[Collected data]
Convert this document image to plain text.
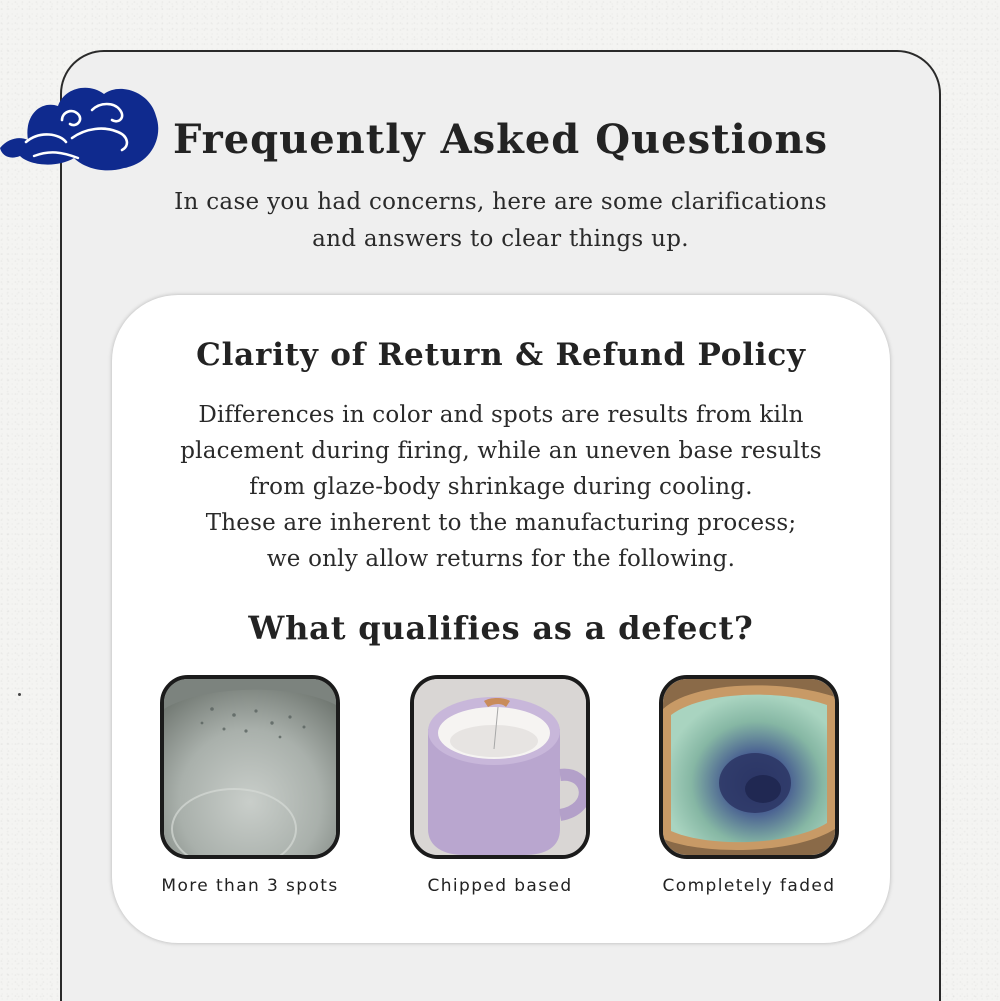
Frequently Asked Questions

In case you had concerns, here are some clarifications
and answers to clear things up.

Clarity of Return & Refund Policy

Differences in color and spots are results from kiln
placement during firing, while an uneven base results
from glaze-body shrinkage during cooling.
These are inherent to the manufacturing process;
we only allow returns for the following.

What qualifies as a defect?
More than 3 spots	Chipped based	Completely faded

PROBLEM STATEMENT:
In the listing above, locate each line with "from" and copy it.

SOLUTION FOR THIS TASK:
Differences in color and spots are results from kiln
from glaze-body shrinkage during cooling.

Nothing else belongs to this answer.